• _DATASET ENTRIES_:
***

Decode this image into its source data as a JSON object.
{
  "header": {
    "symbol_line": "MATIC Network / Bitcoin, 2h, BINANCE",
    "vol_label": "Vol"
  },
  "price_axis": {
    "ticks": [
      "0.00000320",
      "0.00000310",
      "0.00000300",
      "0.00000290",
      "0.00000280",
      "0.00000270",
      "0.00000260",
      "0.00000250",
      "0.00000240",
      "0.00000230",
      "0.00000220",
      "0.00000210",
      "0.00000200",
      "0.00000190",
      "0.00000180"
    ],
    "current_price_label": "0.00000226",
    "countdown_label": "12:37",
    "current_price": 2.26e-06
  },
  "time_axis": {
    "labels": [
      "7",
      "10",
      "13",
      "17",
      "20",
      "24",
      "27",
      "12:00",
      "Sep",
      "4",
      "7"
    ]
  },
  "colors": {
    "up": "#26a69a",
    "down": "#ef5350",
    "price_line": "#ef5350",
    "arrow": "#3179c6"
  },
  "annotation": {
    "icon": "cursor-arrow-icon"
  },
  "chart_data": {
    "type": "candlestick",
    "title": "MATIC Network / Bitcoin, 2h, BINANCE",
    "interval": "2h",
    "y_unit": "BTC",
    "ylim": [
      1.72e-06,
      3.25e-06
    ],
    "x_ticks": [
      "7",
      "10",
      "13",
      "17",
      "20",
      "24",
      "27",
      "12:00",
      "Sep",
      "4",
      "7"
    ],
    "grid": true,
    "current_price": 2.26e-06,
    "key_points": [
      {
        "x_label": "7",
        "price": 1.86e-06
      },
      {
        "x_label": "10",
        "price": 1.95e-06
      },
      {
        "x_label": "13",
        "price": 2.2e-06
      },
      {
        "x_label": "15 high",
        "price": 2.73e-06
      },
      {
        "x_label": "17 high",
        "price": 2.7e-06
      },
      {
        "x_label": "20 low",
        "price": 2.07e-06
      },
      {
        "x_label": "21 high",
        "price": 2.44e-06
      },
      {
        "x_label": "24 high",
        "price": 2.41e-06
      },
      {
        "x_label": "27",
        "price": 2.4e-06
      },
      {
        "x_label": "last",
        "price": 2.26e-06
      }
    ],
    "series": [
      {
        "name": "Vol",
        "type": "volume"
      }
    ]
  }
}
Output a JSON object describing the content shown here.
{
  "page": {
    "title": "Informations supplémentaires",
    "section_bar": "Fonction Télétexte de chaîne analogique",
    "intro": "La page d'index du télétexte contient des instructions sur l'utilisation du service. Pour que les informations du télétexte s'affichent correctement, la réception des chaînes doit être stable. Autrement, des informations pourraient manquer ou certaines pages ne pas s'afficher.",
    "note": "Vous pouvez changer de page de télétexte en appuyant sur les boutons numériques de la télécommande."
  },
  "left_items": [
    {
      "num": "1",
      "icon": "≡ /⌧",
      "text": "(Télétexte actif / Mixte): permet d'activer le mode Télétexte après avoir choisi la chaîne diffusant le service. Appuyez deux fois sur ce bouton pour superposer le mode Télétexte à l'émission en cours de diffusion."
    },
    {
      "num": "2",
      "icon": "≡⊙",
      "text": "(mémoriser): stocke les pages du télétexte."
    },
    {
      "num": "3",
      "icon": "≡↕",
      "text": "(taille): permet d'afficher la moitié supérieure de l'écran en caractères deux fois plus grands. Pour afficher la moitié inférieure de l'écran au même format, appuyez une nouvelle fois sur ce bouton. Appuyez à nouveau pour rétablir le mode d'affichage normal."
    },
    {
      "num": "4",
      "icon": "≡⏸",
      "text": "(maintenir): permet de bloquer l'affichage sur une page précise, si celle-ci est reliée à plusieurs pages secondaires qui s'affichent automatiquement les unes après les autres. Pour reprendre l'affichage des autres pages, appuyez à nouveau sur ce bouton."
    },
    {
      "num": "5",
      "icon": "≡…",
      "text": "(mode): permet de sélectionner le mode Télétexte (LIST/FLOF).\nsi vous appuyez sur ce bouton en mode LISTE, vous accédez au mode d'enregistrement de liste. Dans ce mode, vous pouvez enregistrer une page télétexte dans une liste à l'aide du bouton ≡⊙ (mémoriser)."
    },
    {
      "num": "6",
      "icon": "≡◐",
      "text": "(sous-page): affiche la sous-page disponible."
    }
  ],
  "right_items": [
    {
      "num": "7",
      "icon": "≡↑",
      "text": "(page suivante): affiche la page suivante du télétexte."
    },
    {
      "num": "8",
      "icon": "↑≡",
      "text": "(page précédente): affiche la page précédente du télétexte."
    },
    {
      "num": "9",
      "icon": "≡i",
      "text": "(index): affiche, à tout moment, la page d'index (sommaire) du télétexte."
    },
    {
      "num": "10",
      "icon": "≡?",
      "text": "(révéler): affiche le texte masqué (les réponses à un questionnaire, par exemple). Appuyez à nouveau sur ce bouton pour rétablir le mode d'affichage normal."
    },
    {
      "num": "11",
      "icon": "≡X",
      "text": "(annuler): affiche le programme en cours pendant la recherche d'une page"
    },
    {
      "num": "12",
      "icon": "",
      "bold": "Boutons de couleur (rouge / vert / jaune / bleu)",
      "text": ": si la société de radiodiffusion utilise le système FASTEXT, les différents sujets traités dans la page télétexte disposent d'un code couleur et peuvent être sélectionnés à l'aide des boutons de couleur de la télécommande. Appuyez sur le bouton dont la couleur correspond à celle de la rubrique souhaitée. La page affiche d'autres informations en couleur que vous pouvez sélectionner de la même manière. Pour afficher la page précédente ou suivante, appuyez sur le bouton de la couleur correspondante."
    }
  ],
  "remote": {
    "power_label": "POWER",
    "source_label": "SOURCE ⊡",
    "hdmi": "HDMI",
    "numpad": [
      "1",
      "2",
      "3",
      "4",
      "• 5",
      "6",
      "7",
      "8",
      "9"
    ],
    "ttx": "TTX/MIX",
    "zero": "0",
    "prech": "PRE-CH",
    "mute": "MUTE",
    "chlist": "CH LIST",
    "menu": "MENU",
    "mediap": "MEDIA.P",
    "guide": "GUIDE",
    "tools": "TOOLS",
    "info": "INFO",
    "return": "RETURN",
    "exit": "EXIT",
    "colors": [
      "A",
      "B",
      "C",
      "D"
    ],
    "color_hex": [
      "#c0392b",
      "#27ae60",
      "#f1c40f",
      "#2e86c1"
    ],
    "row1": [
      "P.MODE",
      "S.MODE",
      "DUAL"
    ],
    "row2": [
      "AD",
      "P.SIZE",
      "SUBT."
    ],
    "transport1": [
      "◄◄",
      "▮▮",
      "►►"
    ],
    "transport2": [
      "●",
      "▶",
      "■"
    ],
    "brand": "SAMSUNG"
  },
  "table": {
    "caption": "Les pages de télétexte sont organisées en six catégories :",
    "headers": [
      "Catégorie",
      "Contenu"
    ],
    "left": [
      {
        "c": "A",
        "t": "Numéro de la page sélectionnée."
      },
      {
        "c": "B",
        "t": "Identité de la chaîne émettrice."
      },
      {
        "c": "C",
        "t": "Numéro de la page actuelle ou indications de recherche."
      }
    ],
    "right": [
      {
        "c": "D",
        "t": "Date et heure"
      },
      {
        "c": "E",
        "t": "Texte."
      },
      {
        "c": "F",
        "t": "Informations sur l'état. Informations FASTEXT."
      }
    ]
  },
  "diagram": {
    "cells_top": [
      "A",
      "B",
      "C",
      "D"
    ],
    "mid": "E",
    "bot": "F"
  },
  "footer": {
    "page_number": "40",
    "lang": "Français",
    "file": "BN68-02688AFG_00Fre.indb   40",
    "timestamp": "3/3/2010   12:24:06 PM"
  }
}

***

• _AIM OF THE TASK_:
Only the number is wanted: how many lines of the material contain the word "rétablir"?

• _REPLY TO THE EXERCISE_:
2